## Short exercise
Which lines contain the word "Reis"? Return each of them as written.

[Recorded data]

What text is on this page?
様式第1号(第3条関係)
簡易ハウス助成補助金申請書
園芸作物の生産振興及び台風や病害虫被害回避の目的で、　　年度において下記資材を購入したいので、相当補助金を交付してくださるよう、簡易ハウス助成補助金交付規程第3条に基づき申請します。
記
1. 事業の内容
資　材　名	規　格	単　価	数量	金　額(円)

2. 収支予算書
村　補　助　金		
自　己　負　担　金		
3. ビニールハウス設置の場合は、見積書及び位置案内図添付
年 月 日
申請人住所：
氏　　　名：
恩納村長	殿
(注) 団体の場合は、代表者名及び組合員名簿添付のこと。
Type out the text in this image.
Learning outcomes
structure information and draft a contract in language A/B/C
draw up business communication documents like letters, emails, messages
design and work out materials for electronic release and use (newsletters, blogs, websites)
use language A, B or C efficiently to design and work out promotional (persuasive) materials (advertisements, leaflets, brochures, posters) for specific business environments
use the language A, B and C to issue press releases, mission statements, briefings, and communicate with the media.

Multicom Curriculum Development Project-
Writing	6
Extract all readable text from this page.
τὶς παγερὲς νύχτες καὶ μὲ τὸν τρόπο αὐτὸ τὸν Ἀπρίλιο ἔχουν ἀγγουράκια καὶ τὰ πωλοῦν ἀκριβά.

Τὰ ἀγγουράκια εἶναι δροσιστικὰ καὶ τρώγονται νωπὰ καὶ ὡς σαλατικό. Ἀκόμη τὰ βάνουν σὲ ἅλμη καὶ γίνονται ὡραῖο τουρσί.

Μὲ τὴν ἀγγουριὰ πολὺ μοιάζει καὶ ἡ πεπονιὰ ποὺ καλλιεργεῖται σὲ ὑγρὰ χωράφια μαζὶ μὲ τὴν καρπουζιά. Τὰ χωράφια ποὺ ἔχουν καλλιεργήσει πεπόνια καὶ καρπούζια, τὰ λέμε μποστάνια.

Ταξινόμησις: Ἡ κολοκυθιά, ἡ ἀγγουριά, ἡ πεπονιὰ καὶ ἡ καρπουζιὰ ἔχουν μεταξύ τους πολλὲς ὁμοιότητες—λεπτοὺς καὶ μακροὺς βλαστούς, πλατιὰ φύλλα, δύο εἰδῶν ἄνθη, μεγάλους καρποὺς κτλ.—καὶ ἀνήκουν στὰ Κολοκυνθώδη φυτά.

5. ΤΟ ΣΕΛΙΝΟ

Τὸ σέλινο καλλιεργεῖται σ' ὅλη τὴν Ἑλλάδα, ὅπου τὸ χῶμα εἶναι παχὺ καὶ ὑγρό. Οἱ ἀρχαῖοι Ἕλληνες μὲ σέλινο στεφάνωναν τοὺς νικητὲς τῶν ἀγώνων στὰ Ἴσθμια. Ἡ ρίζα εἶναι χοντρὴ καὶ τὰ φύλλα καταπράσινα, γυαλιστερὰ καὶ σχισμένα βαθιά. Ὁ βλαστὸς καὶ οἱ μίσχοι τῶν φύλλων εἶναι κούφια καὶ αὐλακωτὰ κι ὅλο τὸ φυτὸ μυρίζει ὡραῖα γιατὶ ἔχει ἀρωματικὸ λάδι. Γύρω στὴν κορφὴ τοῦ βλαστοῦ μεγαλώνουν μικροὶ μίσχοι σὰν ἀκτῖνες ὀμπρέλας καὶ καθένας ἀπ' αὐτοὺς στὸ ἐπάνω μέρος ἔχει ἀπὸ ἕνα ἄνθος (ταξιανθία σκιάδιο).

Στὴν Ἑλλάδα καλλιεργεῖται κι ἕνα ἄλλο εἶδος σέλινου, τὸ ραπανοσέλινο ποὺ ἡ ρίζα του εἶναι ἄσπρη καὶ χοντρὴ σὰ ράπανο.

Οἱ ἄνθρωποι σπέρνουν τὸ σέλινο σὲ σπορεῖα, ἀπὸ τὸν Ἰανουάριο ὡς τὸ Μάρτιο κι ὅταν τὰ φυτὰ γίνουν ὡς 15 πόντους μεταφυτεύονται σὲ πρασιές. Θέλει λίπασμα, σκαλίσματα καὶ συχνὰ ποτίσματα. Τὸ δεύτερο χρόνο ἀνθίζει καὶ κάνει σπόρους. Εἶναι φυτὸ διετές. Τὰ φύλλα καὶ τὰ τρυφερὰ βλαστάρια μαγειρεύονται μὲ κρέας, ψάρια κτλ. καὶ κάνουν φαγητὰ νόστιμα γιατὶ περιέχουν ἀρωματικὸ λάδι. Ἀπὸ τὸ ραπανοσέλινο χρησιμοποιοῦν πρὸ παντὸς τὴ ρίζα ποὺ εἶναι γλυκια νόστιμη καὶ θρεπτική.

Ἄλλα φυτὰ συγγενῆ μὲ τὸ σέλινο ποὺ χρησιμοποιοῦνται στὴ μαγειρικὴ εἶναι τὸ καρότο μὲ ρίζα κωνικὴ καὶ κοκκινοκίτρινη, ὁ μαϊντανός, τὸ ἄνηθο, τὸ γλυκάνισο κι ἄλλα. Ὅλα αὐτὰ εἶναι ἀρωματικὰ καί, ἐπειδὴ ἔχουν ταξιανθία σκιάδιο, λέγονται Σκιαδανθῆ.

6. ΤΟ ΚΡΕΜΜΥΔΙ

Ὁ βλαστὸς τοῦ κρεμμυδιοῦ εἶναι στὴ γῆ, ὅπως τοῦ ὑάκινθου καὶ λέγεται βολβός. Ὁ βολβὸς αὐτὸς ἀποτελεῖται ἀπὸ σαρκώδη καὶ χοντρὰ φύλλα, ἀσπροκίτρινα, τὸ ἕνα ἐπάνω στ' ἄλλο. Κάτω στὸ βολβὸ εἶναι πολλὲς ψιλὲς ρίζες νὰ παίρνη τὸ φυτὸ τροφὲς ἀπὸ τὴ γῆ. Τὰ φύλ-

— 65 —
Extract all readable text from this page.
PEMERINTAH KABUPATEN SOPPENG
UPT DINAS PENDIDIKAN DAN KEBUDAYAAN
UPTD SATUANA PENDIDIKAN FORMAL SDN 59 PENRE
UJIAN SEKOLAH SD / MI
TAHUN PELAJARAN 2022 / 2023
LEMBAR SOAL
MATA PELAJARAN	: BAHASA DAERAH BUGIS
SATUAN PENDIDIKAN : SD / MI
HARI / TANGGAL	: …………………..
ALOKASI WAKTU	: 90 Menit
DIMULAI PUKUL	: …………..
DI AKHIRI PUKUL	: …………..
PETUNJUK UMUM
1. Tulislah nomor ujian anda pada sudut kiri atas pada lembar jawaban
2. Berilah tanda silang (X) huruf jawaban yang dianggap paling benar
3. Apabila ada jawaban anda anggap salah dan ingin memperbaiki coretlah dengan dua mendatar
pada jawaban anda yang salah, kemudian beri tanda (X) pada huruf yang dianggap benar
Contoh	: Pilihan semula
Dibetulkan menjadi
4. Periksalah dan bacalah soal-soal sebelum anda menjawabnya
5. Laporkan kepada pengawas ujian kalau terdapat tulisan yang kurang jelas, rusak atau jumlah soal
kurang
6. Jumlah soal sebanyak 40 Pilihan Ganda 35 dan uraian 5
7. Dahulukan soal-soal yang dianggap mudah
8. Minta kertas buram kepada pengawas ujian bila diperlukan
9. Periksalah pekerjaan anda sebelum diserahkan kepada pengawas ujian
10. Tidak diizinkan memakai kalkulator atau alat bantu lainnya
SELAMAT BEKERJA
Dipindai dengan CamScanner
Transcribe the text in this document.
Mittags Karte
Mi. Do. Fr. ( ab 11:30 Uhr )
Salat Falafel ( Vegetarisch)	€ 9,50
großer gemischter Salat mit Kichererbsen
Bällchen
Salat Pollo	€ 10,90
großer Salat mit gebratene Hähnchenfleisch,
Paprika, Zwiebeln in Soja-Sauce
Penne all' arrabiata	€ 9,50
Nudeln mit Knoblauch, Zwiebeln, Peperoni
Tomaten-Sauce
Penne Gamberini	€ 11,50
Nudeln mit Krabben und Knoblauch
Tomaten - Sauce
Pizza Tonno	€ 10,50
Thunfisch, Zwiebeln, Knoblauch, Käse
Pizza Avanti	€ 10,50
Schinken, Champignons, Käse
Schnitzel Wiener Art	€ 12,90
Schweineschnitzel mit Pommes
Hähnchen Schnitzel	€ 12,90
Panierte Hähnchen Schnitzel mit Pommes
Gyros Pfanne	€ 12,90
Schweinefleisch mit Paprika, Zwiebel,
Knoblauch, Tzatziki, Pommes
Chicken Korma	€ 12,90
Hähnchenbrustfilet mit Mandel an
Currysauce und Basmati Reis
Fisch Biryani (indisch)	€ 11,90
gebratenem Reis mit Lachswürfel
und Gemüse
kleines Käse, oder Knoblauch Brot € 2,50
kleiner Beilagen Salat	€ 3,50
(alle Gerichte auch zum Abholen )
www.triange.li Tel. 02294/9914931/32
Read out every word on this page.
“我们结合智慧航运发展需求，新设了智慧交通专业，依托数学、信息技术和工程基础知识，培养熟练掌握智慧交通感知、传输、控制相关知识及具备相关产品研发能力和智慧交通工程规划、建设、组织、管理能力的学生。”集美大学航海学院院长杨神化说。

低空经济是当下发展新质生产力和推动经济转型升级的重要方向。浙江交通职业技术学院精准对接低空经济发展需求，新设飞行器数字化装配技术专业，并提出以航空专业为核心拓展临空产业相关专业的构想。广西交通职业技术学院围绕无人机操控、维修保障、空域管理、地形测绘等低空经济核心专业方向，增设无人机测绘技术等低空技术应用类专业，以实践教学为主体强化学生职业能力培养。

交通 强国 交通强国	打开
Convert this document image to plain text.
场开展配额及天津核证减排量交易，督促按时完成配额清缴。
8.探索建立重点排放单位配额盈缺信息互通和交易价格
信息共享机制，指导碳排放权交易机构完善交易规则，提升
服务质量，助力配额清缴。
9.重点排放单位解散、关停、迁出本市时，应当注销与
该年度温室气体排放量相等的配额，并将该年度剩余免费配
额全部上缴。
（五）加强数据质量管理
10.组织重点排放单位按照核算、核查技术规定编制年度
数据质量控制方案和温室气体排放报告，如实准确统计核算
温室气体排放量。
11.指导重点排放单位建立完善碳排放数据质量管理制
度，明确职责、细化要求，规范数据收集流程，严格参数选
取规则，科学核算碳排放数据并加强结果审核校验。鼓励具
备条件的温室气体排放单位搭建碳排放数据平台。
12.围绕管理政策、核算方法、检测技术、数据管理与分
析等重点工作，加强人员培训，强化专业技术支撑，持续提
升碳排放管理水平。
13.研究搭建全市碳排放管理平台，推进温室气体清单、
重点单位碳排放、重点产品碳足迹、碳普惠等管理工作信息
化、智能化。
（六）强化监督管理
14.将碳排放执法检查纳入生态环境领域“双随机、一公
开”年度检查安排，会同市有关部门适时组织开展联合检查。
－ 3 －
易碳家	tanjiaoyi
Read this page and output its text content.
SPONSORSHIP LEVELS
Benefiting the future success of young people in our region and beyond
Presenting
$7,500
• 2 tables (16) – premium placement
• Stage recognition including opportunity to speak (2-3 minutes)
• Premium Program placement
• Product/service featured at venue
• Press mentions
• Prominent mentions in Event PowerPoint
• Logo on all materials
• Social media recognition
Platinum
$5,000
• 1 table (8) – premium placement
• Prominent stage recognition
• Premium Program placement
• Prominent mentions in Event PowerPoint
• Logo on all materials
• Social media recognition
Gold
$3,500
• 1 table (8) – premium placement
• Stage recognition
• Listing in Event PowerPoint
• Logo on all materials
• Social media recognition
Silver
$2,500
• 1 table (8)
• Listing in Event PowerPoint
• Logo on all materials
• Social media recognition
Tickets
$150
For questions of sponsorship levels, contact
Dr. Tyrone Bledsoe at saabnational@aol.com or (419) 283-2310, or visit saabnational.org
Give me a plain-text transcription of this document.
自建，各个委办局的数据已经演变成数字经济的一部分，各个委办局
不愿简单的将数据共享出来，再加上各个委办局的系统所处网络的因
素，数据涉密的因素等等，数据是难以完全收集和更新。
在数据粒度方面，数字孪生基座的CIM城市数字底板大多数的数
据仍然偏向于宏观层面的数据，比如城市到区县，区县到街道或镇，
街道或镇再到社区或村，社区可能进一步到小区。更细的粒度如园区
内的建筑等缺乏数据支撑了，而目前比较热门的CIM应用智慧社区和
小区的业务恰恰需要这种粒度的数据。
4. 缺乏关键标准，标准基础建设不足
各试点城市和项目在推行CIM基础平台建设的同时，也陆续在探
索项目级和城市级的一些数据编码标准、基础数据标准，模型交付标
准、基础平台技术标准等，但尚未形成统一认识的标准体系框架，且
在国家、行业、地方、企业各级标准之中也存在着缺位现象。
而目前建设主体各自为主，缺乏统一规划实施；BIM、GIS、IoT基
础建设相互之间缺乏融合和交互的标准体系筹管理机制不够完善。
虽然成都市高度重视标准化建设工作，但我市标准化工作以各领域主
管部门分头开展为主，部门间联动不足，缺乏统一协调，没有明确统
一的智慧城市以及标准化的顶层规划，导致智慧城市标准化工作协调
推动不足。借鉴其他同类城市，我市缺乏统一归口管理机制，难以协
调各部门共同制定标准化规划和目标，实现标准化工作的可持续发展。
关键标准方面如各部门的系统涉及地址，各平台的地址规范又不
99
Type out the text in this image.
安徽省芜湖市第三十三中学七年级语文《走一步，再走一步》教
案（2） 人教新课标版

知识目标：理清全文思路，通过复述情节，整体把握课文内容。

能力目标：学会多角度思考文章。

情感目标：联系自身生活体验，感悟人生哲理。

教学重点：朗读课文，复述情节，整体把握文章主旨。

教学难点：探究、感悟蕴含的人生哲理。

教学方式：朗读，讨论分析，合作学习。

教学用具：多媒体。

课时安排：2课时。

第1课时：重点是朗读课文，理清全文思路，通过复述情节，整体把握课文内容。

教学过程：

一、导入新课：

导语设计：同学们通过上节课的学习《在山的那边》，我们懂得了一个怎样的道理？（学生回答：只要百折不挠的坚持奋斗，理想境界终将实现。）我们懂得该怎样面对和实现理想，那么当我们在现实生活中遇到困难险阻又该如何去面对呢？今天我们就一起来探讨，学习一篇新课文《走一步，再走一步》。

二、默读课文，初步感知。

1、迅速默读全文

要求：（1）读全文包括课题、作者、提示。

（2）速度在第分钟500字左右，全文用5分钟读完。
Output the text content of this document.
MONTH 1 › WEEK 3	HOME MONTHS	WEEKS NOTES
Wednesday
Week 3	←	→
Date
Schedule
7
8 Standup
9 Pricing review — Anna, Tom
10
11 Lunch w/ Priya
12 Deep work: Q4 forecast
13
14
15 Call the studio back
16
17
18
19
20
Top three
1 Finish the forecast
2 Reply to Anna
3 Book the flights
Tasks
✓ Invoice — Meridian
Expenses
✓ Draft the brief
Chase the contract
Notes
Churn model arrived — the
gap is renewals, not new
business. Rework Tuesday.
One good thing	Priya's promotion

## Exercise response
Currysauce und Basmati Reis
gebratenem Reis mit Lachswürfel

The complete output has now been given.